### PROBLEM REQUIREMENTS
Write out the material below again, unchanged.
+ + + + + + +
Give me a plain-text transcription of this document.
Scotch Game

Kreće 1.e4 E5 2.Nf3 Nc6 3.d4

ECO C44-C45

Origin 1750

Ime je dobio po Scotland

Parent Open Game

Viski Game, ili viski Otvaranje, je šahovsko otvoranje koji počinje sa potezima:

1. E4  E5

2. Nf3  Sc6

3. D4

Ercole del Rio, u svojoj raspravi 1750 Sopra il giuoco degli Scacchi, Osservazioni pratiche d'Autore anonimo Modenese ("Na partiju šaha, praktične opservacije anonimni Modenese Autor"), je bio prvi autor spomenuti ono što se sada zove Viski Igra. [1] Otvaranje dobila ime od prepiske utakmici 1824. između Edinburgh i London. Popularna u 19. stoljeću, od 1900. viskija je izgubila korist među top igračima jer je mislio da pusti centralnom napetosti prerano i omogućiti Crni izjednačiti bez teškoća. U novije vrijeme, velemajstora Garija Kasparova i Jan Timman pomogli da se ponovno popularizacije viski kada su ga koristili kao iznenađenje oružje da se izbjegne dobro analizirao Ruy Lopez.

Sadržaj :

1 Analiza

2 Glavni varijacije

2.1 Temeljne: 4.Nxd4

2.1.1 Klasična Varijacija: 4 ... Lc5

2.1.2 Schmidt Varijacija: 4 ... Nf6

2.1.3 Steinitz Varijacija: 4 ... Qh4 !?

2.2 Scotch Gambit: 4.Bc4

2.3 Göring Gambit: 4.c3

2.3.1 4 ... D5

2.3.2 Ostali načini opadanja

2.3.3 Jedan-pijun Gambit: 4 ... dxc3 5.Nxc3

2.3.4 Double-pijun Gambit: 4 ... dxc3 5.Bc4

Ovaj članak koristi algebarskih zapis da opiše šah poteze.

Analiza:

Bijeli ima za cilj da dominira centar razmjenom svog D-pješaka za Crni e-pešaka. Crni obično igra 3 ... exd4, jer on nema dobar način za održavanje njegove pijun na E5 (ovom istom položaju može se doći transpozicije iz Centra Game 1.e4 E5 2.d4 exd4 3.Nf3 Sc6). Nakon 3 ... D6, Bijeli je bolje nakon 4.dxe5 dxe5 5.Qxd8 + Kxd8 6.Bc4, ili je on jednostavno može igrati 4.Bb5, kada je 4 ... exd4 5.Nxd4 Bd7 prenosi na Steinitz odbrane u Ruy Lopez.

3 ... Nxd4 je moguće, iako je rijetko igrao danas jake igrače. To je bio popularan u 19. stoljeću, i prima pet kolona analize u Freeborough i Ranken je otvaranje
+ + + + + + +
### THE ANSWER
Give me a plain-text transcription of this document.
Scotch Game

Kreće 1.e4 E5 2.Nf3 Nc6 3.d4

ECO C44-C45

Origin 1750

Ime je dobio po Scotland

Parent Open Game

Viski Game, ili viski Otvaranje, je šahovsko otvoranje koji počinje sa potezima:

1. E4  E5

2. Nf3  Sc6

3. D4

Ercole del Rio, u svojoj raspravi 1750 Sopra il giuoco degli Scacchi, Osservazioni pratiche d'Autore anonimo Modenese ("Na partiju šaha, praktične opservacije anonimni Modenese Autor"), je bio prvi autor spomenuti ono što se sada zove Viski Igra. [1] Otvaranje dobila ime od prepiske utakmici 1824. između Edinburgh i London. Popularna u 19. stoljeću, od 1900. viskija je izgubila korist među top igračima jer je mislio da pusti centralnom napetosti prerano i omogućiti Crni izjednačiti bez teškoća. U novije vrijeme, velemajstora Garija Kasparova i Jan Timman pomogli da se ponovno popularizacije viski kada su ga koristili kao iznenađenje oružje da se izbjegne dobro analizirao Ruy Lopez.

Sadržaj :

1 Analiza

2 Glavni varijacije

2.1 Temeljne: 4.Nxd4

2.1.1 Klasična Varijacija: 4 ... Lc5

2.1.2 Schmidt Varijacija: 4 ... Nf6

2.1.3 Steinitz Varijacija: 4 ... Qh4 !?

2.2 Scotch Gambit: 4.Bc4

2.3 Göring Gambit: 4.c3

2.3.1 4 ... D5

2.3.2 Ostali načini opadanja

2.3.3 Jedan-pijun Gambit: 4 ... dxc3 5.Nxc3

2.3.4 Double-pijun Gambit: 4 ... dxc3 5.Bc4

Ovaj članak koristi algebarskih zapis da opiše šah poteze.

Analiza:

Bijeli ima za cilj da dominira centar razmjenom svog D-pješaka za Crni e-pešaka. Crni obično igra 3 ... exd4, jer on nema dobar način za održavanje njegove pijun na E5 (ovom istom položaju može se doći transpozicije iz Centra Game 1.e4 E5 2.d4 exd4 3.Nf3 Sc6). Nakon 3 ... D6, Bijeli je bolje nakon 4.dxe5 dxe5 5.Qxd8 + Kxd8 6.Bc4, ili je on jednostavno može igrati 4.Bb5, kada je 4 ... exd4 5.Nxd4 Bd7 prenosi na Steinitz odbrane u Ruy Lopez.

3 ... Nxd4 je moguće, iako je rijetko igrao danas jake igrače. To je bio popularan u 19. stoljeću, i prima pet kolona analize u Freeborough i Ranken je otvaranje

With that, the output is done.